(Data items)
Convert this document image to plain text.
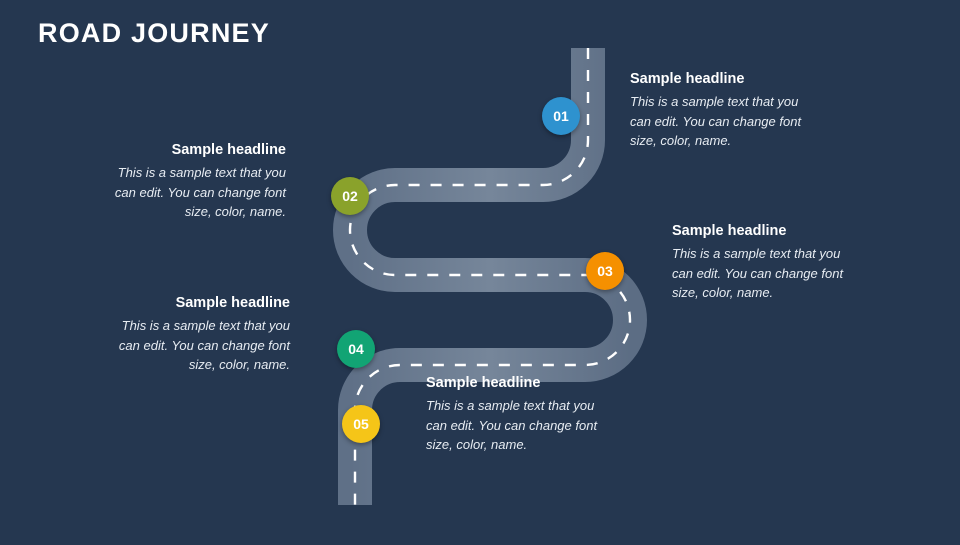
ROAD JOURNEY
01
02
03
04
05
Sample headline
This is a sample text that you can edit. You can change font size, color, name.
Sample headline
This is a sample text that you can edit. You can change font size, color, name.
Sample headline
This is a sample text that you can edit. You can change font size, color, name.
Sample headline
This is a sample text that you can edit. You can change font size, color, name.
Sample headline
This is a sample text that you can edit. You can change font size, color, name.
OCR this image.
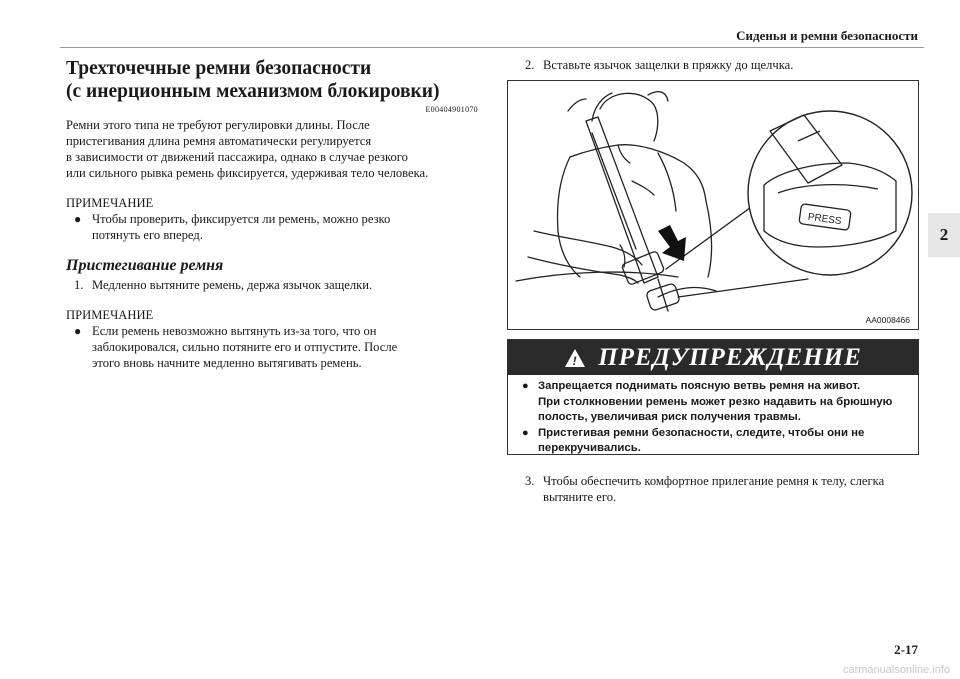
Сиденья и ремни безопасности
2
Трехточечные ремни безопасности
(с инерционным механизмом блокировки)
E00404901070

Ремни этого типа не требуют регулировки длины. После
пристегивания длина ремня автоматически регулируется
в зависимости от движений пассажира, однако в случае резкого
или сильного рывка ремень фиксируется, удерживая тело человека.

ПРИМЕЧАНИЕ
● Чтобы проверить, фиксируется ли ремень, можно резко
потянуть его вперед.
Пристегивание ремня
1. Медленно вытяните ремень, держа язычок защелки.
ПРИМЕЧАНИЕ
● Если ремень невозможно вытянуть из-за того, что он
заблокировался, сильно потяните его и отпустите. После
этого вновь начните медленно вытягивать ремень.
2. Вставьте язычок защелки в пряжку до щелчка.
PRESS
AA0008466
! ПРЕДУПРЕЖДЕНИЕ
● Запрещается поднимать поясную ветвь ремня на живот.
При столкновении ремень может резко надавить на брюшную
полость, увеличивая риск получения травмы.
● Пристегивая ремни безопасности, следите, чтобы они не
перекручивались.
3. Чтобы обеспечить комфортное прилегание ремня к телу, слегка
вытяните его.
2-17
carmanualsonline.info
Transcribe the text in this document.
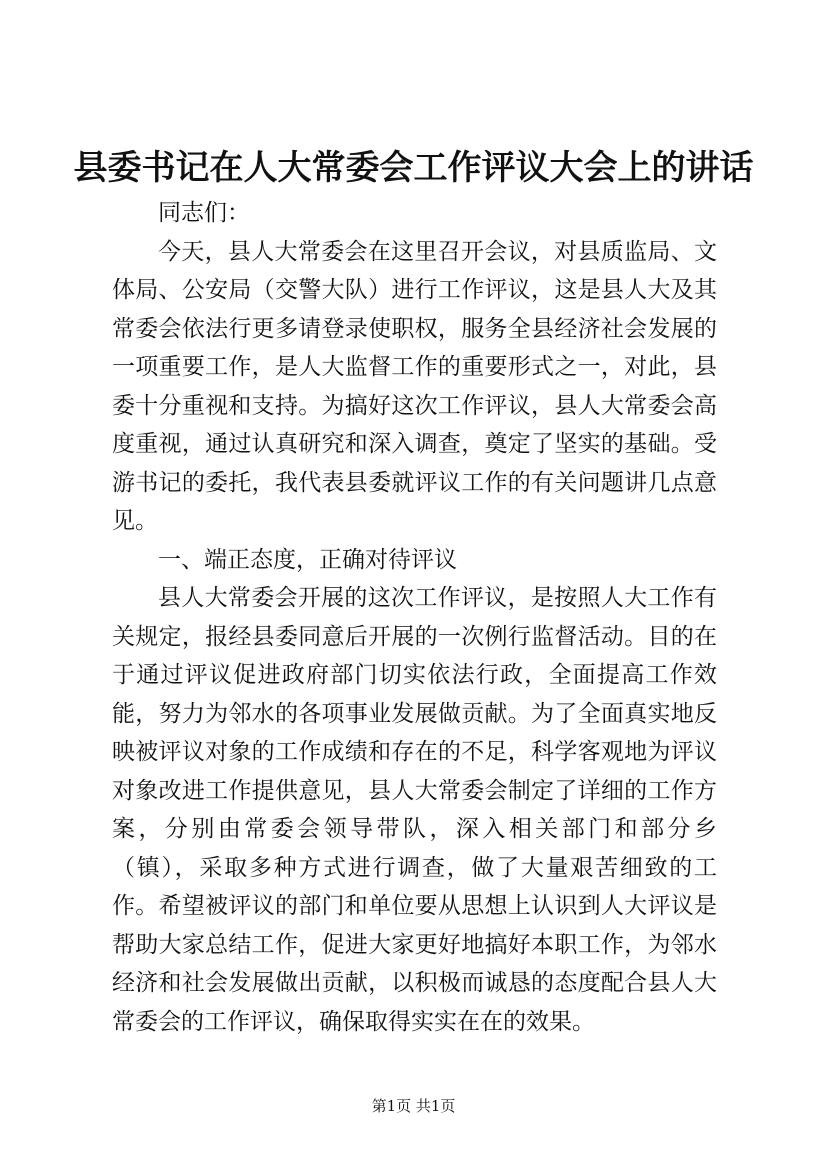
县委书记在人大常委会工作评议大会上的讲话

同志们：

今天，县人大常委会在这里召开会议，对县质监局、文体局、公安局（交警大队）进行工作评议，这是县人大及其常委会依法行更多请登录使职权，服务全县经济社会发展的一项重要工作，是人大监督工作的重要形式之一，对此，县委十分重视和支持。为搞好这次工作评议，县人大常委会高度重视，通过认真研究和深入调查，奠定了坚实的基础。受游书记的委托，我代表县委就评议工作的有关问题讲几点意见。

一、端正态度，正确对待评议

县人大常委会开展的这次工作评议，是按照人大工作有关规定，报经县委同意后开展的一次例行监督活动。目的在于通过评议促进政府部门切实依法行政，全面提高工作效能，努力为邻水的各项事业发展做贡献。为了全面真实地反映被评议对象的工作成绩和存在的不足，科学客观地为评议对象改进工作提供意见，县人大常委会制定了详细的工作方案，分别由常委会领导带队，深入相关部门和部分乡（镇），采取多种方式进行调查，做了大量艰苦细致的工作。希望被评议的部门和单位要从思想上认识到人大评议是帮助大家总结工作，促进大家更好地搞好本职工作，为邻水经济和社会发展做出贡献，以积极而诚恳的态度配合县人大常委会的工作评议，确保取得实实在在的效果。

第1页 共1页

INSTRUCTION ▸ Select the lines in this material that hold the word "защелки", leaving none out.

ANSWER TO THE PROBLEM ▸
1. Медленно вытяните ремень, держа язычок защелки.
2. Вставьте язычок защелки в пряжку до щелчка.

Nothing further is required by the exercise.